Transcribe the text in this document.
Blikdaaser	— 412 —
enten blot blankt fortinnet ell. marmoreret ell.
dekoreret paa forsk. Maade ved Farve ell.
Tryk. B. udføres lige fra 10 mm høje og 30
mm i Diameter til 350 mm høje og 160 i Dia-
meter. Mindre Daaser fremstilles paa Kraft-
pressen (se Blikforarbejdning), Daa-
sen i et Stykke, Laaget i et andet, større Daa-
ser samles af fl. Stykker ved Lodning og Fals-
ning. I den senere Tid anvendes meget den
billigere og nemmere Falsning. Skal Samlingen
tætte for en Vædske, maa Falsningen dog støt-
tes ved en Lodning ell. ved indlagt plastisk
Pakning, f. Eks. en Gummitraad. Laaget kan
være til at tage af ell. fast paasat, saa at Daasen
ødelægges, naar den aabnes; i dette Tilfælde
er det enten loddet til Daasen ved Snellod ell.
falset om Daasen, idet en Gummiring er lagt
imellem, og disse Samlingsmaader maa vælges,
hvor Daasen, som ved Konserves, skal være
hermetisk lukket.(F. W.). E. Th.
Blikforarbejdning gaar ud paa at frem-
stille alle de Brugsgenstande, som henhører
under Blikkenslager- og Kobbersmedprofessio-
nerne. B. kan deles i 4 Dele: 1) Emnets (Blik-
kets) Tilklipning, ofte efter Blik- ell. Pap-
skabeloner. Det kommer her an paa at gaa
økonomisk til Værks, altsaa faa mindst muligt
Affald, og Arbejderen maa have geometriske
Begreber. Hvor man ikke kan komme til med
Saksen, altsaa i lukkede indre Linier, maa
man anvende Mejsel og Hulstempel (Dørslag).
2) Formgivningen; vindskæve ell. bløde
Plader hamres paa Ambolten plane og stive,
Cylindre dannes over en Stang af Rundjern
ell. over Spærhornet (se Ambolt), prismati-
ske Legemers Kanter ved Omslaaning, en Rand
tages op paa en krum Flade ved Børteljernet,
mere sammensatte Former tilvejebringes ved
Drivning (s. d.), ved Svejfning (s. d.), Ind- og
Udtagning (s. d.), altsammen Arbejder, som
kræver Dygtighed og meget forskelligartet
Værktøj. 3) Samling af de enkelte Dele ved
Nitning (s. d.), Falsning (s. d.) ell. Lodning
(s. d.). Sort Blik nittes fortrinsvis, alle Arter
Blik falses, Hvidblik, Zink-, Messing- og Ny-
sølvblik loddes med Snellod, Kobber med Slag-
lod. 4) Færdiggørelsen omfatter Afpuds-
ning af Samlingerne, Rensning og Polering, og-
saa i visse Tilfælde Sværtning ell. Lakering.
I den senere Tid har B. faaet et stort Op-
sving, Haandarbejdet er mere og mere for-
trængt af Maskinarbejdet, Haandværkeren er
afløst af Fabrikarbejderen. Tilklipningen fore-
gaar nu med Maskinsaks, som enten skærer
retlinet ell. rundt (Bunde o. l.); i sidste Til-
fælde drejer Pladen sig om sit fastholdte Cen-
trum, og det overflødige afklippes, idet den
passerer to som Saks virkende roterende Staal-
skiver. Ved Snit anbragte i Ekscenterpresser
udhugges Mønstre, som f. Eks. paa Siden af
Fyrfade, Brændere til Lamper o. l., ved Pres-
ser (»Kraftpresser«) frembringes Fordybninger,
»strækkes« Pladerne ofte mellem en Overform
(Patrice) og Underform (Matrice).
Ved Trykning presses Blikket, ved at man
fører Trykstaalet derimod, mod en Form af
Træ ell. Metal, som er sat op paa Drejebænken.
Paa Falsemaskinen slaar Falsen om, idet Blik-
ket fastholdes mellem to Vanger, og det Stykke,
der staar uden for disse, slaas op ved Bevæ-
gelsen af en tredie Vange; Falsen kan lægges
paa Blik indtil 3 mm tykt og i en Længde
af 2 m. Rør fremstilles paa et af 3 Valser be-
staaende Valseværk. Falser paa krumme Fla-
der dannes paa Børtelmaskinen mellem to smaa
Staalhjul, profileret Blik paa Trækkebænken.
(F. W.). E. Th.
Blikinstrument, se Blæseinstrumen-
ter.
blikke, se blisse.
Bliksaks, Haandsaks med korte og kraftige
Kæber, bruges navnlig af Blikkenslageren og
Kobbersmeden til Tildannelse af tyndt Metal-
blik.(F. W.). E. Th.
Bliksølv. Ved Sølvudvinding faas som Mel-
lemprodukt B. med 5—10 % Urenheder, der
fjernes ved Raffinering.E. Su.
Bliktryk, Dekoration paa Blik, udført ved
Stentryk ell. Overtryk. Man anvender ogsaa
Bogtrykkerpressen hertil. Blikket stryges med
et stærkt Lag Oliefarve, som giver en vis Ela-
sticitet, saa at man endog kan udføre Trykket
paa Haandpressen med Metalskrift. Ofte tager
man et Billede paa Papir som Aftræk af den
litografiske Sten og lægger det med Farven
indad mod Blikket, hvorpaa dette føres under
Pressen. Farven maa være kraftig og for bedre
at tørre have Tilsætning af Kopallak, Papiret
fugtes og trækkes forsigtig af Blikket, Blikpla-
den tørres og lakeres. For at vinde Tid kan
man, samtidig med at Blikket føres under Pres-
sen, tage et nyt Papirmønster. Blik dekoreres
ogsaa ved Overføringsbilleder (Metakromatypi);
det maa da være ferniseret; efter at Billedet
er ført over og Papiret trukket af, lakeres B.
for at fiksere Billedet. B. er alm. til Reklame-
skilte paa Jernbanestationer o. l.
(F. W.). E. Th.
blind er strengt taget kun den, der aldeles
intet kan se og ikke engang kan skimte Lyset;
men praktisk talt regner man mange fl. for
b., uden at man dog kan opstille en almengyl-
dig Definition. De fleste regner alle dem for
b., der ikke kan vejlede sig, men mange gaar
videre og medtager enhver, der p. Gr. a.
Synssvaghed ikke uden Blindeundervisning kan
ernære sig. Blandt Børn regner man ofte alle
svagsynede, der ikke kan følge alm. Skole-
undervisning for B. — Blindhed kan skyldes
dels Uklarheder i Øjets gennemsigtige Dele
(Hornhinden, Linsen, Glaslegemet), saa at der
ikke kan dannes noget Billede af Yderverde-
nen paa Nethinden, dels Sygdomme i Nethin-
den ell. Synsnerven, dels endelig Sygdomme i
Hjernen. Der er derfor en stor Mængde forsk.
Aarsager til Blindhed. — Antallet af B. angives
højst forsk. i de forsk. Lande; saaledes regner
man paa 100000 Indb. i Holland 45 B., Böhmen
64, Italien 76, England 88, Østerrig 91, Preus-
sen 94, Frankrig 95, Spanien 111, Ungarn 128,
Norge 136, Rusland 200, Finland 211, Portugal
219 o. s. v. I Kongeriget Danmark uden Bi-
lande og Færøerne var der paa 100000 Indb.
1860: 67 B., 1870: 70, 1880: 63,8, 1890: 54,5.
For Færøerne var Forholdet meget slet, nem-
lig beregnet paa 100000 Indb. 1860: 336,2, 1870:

What to do:
Transcribe all the entries, keeping each one exactly as it is.

Exercise response:
Transcribe the text in this document.
Blikdaaser	— 412 —
enten blot blankt fortinnet ell. marmoreret ell.
dekoreret paa forsk. Maade ved Farve ell.
Tryk. B. udføres lige fra 10 mm høje og 30
mm i Diameter til 350 mm høje og 160 i Dia-
meter. Mindre Daaser fremstilles paa Kraft-
pressen (se Blikforarbejdning), Daa-
sen i et Stykke, Laaget i et andet, større Daa-
ser samles af fl. Stykker ved Lodning og Fals-
ning. I den senere Tid anvendes meget den
billigere og nemmere Falsning. Skal Samlingen
tætte for en Vædske, maa Falsningen dog støt-
tes ved en Lodning ell. ved indlagt plastisk
Pakning, f. Eks. en Gummitraad. Laaget kan
være til at tage af ell. fast paasat, saa at Daasen
ødelægges, naar den aabnes; i dette Tilfælde
er det enten loddet til Daasen ved Snellod ell.
falset om Daasen, idet en Gummiring er lagt
imellem, og disse Samlingsmaader maa vælges,
hvor Daasen, som ved Konserves, skal være
hermetisk lukket.(F. W.). E. Th.
Blikforarbejdning gaar ud paa at frem-
stille alle de Brugsgenstande, som henhører
under Blikkenslager- og Kobbersmedprofessio-
nerne. B. kan deles i 4 Dele: 1) Emnets (Blik-
kets) Tilklipning, ofte efter Blik- ell. Pap-
skabeloner. Det kommer her an paa at gaa
økonomisk til Værks, altsaa faa mindst muligt
Affald, og Arbejderen maa have geometriske
Begreber. Hvor man ikke kan komme til med
Saksen, altsaa i lukkede indre Linier, maa
man anvende Mejsel og Hulstempel (Dørslag).
2) Formgivningen; vindskæve ell. bløde
Plader hamres paa Ambolten plane og stive,
Cylindre dannes over en Stang af Rundjern
ell. over Spærhornet (se Ambolt), prismati-
ske Legemers Kanter ved Omslaaning, en Rand
tages op paa en krum Flade ved Børteljernet,
mere sammensatte Former tilvejebringes ved
Drivning (s. d.), ved Svejfning (s. d.), Ind- og
Udtagning (s. d.), altsammen Arbejder, som
kræver Dygtighed og meget forskelligartet
Værktøj. 3) Samling af de enkelte Dele ved
Nitning (s. d.), Falsning (s. d.) ell. Lodning
(s. d.). Sort Blik nittes fortrinsvis, alle Arter
Blik falses, Hvidblik, Zink-, Messing- og Ny-
sølvblik loddes med Snellod, Kobber med Slag-
lod. 4) Færdiggørelsen omfatter Afpuds-
ning af Samlingerne, Rensning og Polering, og-
saa i visse Tilfælde Sværtning ell. Lakering.
I den senere Tid har B. faaet et stort Op-
sving, Haandarbejdet er mere og mere for-
trængt af Maskinarbejdet, Haandværkeren er
afløst af Fabrikarbejderen. Tilklipningen fore-
gaar nu med Maskinsaks, som enten skærer
retlinet ell. rundt (Bunde o. l.); i sidste Til-
fælde drejer Pladen sig om sit fastholdte Cen-
trum, og det overflødige afklippes, idet den
passerer to som Saks virkende roterende Staal-
skiver. Ved Snit anbragte i Ekscenterpresser
udhugges Mønstre, som f. Eks. paa Siden af
Fyrfade, Brændere til Lamper o. l., ved Pres-
ser (»Kraftpresser«) frembringes Fordybninger,
»strækkes« Pladerne ofte mellem en Overform
(Patrice) og Underform (Matrice).
Ved Trykning presses Blikket, ved at man
fører Trykstaalet derimod, mod en Form af
Træ ell. Metal, som er sat op paa Drejebænken.
Paa Falsemaskinen slaar Falsen om, idet Blik-
ket fastholdes mellem to Vanger, og det Stykke,
der staar uden for disse, slaas op ved Bevæ-
gelsen af en tredie Vange; Falsen kan lægges
paa Blik indtil 3 mm tykt og i en Længde
af 2 m. Rør fremstilles paa et af 3 Valser be-
staaende Valseværk. Falser paa krumme Fla-
der dannes paa Børtelmaskinen mellem to smaa
Staalhjul, profileret Blik paa Trækkebænken.
(F. W.). E. Th.
Blikinstrument, se Blæseinstrumen-
ter.
blikke, se blisse.
Bliksaks, Haandsaks med korte og kraftige
Kæber, bruges navnlig af Blikkenslageren og
Kobbersmeden til Tildannelse af tyndt Metal-
blik.(F. W.). E. Th.
Bliksølv. Ved Sølvudvinding faas som Mel-
lemprodukt B. med 5—10 % Urenheder, der
fjernes ved Raffinering.E. Su.
Bliktryk, Dekoration paa Blik, udført ved
Stentryk ell. Overtryk. Man anvender ogsaa
Bogtrykkerpressen hertil. Blikket stryges med
et stærkt Lag Oliefarve, som giver en vis Ela-
sticitet, saa at man endog kan udføre Trykket
paa Haandpressen med Metalskrift. Ofte tager
man et Billede paa Papir som Aftræk af den
litografiske Sten og lægger det med Farven
indad mod Blikket, hvorpaa dette føres under
Pressen. Farven maa være kraftig og for bedre
at tørre have Tilsætning af Kopallak, Papiret
fugtes og trækkes forsigtig af Blikket, Blikpla-
den tørres og lakeres. For at vinde Tid kan
man, samtidig med at Blikket føres under Pres-
sen, tage et nyt Papirmønster. Blik dekoreres
ogsaa ved Overføringsbilleder (Metakromatypi);
det maa da være ferniseret; efter at Billedet
er ført over og Papiret trukket af, lakeres B.
for at fiksere Billedet. B. er alm. til Reklame-
skilte paa Jernbanestationer o. l.
(F. W.). E. Th.
blind er strengt taget kun den, der aldeles
intet kan se og ikke engang kan skimte Lyset;
men praktisk talt regner man mange fl. for
b., uden at man dog kan opstille en almengyl-
dig Definition. De fleste regner alle dem for
b., der ikke kan vejlede sig, men mange gaar
videre og medtager enhver, der p. Gr. a.
Synssvaghed ikke uden Blindeundervisning kan
ernære sig. Blandt Børn regner man ofte alle
svagsynede, der ikke kan følge alm. Skole-
undervisning for B. — Blindhed kan skyldes
dels Uklarheder i Øjets gennemsigtige Dele
(Hornhinden, Linsen, Glaslegemet), saa at der
ikke kan dannes noget Billede af Yderverde-
nen paa Nethinden, dels Sygdomme i Nethin-
den ell. Synsnerven, dels endelig Sygdomme i
Hjernen. Der er derfor en stor Mængde forsk.
Aarsager til Blindhed. — Antallet af B. angives
højst forsk. i de forsk. Lande; saaledes regner
man paa 100000 Indb. i Holland 45 B., Böhmen
64, Italien 76, England 88, Østerrig 91, Preus-
sen 94, Frankrig 95, Spanien 111, Ungarn 128,
Norge 136, Rusland 200, Finland 211, Portugal
219 o. s. v. I Kongeriget Danmark uden Bi-
lande og Færøerne var der paa 100000 Indb.
1860: 67 B., 1870: 70, 1880: 63,8, 1890: 54,5.
For Færøerne var Forholdet meget slet, nem-
lig beregnet paa 100000 Indb. 1860: 336,2, 1870:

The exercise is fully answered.